═════ Stored rows ═════

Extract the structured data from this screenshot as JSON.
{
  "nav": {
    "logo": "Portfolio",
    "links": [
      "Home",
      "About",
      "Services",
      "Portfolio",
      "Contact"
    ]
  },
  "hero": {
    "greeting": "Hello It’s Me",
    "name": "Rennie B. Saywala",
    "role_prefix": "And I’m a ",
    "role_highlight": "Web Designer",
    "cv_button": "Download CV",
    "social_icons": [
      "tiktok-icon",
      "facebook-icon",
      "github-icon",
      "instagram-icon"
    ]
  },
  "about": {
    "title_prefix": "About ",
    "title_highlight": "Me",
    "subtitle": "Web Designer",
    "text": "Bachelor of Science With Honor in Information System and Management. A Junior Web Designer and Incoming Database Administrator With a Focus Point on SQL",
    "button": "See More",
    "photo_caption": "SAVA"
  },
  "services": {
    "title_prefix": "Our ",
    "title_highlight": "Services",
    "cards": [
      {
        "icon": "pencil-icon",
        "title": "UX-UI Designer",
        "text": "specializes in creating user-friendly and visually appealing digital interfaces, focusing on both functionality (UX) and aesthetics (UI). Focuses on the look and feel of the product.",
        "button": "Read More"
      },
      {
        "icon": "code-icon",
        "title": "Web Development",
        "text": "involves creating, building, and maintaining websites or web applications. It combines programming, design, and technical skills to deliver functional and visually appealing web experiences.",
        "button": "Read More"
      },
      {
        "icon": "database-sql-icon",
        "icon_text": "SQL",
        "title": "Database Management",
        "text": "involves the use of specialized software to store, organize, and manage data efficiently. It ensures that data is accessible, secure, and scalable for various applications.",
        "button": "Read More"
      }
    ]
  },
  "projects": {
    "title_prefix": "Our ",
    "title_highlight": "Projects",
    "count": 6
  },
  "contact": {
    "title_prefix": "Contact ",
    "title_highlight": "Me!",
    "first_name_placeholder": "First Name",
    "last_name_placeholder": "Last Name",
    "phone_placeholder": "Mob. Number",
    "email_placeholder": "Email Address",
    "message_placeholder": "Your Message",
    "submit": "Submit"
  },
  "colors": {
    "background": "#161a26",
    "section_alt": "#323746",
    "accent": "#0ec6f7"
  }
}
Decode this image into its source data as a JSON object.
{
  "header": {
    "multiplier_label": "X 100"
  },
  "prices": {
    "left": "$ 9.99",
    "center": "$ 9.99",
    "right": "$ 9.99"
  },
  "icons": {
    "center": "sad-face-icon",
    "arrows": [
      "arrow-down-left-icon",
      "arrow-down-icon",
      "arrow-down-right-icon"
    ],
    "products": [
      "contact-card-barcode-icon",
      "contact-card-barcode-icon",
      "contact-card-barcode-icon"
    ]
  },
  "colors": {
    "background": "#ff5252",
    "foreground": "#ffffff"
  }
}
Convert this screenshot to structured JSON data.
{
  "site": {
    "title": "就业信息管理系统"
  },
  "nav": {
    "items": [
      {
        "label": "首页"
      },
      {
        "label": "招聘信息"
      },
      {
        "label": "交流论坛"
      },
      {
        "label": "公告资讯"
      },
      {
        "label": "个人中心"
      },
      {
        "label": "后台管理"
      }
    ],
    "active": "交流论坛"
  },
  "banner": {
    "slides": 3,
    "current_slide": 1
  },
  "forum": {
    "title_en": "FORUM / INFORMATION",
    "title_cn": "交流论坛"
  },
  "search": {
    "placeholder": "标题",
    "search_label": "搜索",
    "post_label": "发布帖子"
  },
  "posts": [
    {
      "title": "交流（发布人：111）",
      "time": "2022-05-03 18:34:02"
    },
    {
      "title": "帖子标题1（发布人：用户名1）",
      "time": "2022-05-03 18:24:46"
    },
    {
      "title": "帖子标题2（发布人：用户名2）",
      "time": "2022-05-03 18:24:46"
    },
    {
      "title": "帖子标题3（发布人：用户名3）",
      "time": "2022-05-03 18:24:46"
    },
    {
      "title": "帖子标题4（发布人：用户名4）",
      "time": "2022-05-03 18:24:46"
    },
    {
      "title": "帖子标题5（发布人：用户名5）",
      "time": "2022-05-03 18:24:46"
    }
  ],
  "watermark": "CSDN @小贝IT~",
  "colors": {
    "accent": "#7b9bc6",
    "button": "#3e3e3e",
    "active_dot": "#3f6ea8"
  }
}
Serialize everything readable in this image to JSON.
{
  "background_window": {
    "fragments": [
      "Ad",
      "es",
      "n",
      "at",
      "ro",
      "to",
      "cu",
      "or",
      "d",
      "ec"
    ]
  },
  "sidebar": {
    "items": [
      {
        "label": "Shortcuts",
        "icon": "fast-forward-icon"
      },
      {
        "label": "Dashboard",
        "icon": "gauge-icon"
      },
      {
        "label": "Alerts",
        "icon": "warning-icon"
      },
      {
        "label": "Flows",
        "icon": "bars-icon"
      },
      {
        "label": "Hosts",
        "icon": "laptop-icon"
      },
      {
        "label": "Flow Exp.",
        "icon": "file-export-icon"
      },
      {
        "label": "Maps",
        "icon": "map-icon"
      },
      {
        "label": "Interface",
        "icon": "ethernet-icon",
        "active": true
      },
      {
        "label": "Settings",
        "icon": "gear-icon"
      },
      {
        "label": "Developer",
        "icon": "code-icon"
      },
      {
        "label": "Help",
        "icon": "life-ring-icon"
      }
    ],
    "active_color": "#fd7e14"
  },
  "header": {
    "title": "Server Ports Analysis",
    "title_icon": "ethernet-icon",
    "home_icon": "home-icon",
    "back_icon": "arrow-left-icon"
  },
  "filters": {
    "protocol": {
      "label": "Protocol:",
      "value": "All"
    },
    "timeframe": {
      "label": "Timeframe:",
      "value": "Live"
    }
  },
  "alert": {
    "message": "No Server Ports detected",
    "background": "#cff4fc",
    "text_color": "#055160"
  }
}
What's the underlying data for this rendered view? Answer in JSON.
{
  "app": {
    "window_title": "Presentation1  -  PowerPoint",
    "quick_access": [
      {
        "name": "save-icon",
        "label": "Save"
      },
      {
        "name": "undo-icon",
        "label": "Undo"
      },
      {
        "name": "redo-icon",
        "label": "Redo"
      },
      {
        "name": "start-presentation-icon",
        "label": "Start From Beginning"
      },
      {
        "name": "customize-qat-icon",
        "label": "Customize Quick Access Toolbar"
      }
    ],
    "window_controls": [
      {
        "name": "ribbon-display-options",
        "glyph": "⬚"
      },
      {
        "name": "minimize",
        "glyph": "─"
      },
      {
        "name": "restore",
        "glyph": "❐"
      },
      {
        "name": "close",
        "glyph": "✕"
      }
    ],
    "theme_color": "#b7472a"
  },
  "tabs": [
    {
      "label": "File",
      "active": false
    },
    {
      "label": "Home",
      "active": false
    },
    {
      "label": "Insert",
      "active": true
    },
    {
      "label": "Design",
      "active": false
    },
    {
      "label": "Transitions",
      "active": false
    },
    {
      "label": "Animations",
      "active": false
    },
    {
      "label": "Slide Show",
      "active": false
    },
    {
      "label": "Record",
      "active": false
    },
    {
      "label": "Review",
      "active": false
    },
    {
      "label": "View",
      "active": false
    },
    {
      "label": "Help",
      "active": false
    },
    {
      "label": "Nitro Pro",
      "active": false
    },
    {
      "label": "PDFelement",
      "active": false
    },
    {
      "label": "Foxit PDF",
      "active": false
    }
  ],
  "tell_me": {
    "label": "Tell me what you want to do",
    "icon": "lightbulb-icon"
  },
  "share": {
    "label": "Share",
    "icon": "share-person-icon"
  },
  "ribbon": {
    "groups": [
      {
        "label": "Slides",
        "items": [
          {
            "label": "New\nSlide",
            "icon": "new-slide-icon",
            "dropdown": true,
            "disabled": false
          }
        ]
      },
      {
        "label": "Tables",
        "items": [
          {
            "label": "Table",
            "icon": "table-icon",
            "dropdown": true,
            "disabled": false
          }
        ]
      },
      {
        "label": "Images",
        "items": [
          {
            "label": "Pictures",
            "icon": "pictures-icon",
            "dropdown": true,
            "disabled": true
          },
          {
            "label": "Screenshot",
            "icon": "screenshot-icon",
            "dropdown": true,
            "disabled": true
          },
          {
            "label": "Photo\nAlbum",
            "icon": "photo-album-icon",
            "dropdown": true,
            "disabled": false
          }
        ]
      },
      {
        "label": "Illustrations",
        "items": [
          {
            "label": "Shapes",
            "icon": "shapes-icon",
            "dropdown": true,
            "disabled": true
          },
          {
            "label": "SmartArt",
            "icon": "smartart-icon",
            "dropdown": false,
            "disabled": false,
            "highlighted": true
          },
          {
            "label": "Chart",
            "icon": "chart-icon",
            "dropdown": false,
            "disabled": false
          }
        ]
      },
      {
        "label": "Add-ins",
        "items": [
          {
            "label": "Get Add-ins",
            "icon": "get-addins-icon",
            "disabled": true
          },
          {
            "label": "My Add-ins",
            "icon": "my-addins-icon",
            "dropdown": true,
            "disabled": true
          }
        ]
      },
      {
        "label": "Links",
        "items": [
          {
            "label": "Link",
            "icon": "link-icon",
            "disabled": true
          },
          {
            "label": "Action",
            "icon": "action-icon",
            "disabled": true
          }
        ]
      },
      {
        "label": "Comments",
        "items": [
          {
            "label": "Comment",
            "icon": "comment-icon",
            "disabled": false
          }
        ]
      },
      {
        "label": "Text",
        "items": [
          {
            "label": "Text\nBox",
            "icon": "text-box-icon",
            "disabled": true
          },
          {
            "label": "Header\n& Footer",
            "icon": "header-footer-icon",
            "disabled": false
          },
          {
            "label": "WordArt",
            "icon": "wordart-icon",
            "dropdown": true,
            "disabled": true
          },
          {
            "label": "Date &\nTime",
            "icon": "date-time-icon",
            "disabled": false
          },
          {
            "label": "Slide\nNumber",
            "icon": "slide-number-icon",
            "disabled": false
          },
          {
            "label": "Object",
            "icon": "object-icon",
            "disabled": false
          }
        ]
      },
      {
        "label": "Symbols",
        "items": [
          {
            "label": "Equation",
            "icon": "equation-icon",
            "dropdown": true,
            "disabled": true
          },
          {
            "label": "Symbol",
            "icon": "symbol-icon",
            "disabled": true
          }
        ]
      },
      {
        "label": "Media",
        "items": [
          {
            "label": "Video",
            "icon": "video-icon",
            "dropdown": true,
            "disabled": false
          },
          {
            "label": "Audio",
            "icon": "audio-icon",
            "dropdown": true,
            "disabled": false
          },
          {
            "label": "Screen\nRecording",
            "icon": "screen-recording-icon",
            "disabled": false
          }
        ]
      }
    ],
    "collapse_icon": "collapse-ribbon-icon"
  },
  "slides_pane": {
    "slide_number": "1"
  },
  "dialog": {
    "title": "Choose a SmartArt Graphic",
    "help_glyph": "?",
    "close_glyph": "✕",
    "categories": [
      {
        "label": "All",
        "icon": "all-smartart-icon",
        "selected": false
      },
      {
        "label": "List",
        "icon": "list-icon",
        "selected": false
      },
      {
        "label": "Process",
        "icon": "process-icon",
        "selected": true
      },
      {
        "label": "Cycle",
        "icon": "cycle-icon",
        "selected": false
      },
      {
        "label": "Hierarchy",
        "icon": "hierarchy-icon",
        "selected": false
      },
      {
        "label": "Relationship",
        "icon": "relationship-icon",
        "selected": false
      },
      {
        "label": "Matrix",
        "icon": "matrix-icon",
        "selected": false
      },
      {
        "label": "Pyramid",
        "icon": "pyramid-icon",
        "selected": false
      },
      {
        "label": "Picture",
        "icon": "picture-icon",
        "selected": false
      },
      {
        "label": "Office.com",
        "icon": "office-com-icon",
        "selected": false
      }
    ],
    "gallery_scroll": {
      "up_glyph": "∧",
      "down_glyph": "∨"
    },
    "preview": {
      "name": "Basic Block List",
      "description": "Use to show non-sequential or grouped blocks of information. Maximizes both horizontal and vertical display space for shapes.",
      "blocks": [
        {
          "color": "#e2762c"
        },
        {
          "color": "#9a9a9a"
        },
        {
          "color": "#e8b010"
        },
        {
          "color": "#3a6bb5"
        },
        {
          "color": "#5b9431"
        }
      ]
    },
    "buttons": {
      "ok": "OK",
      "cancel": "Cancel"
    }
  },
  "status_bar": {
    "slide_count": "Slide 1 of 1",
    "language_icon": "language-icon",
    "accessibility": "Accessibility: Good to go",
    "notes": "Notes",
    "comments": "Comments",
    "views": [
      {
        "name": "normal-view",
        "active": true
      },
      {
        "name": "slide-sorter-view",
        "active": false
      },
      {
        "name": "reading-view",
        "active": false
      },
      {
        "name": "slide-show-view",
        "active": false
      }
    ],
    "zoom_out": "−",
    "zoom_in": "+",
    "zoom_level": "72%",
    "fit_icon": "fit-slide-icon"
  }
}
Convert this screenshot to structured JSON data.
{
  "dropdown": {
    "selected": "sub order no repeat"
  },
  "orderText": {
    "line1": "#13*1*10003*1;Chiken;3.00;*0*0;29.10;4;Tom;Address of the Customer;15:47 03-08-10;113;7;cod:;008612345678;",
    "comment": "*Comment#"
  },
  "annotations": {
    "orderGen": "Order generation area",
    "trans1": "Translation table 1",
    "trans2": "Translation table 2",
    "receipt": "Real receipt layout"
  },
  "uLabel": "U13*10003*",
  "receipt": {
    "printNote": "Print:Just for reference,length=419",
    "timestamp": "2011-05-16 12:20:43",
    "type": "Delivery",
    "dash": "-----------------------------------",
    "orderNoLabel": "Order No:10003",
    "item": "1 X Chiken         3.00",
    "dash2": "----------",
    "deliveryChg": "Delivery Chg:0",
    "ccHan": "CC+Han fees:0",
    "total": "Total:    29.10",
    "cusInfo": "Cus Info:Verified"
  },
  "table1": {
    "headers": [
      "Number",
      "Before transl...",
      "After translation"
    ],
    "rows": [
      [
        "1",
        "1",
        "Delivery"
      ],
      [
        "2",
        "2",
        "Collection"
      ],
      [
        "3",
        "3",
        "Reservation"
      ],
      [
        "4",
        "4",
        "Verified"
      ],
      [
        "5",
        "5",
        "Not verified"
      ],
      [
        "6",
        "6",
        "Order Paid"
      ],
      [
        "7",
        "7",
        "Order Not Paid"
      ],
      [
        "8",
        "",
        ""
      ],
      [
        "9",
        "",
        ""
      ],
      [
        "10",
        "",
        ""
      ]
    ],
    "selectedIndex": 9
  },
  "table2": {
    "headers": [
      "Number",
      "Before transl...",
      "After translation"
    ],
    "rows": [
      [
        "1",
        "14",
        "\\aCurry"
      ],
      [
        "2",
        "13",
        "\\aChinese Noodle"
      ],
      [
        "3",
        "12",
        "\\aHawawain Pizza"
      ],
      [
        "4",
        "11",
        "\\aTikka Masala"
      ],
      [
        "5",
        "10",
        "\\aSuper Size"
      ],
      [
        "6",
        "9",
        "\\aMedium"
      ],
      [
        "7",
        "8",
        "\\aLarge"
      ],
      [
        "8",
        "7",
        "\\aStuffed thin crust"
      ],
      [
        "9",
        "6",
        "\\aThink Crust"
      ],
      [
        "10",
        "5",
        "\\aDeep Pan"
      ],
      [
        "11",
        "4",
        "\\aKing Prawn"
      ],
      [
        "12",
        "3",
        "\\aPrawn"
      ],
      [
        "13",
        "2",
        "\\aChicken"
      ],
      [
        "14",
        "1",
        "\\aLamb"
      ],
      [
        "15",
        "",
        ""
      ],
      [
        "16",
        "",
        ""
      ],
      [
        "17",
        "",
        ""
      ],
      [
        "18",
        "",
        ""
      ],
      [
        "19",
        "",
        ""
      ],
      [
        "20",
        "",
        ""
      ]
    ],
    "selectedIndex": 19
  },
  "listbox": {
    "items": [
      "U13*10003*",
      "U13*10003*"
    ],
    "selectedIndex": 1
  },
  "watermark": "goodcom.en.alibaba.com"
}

═════

#### Given instruction:
Look through the entries and return every line where "left" appears.

#### Answer to the task:
    "left": "$ 9.99",
      "arrow-down-left-icon",
    "back_icon": "arrow-left-icon"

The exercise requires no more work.